Provide an exact reproduction of every entry.
>>>>
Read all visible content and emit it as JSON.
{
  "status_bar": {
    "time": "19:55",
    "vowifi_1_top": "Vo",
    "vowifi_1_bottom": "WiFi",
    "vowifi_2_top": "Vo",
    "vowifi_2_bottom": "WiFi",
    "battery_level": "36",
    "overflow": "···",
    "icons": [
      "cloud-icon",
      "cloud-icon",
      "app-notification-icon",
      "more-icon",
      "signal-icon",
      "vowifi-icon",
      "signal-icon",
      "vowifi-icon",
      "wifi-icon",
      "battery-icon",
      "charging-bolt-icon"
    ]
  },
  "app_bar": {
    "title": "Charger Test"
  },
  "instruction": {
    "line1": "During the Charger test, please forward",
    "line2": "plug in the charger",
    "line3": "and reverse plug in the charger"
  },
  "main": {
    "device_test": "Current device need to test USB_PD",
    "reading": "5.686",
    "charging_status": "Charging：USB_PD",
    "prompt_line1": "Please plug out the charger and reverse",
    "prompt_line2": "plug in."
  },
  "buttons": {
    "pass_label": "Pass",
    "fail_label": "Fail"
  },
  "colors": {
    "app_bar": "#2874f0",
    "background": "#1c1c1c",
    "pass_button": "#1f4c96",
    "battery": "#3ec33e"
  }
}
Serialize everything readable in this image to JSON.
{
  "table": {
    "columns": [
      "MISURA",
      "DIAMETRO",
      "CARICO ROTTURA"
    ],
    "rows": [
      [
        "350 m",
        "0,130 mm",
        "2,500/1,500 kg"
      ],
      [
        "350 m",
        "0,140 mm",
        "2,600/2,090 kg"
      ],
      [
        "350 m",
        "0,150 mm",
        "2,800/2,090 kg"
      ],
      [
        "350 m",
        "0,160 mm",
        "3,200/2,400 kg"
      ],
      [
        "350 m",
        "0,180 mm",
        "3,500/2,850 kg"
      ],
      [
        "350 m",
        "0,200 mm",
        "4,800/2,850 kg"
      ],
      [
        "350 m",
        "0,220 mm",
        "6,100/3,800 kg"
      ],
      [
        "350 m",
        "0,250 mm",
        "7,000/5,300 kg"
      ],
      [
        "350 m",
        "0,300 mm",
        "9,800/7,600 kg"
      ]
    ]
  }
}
<<<<
→ TASK RESULT:
Read all visible content and emit it as JSON.
{
  "status_bar": {
    "time": "19:55",
    "vowifi_1_top": "Vo",
    "vowifi_1_bottom": "WiFi",
    "vowifi_2_top": "Vo",
    "vowifi_2_bottom": "WiFi",
    "battery_level": "36",
    "overflow": "···",
    "icons": [
      "cloud-icon",
      "cloud-icon",
      "app-notification-icon",
      "more-icon",
      "signal-icon",
      "vowifi-icon",
      "signal-icon",
      "vowifi-icon",
      "wifi-icon",
      "battery-icon",
      "charging-bolt-icon"
    ]
  },
  "app_bar": {
    "title": "Charger Test"
  },
  "instruction": {
    "line1": "During the Charger test, please forward",
    "line2": "plug in the charger",
    "line3": "and reverse plug in the charger"
  },
  "main": {
    "device_test": "Current device need to test USB_PD",
    "reading": "5.686",
    "charging_status": "Charging：USB_PD",
    "prompt_line1": "Please plug out the charger and reverse",
    "prompt_line2": "plug in."
  },
  "buttons": {
    "pass_label": "Pass",
    "fail_label": "Fail"
  },
  "colors": {
    "app_bar": "#2874f0",
    "background": "#1c1c1c",
    "pass_button": "#1f4c96",
    "battery": "#3ec33e"
  }
}
Serialize everything readable in this image to JSON.
{
  "table": {
    "columns": [
      "MISURA",
      "DIAMETRO",
      "CARICO ROTTURA"
    ],
    "rows": [
      [
        "350 m",
        "0,130 mm",
        "2,500/1,500 kg"
      ],
      [
        "350 m",
        "0,140 mm",
        "2,600/2,090 kg"
      ],
      [
        "350 m",
        "0,150 mm",
        "2,800/2,090 kg"
      ],
      [
        "350 m",
        "0,160 mm",
        "3,200/2,400 kg"
      ],
      [
        "350 m",
        "0,180 mm",
        "3,500/2,850 kg"
      ],
      [
        "350 m",
        "0,200 mm",
        "4,800/2,850 kg"
      ],
      [
        "350 m",
        "0,220 mm",
        "6,100/3,800 kg"
      ],
      [
        "350 m",
        "0,250 mm",
        "7,000/5,300 kg"
      ],
      [
        "350 m",
        "0,300 mm",
        "9,800/7,600 kg"
      ]
    ]
  }
}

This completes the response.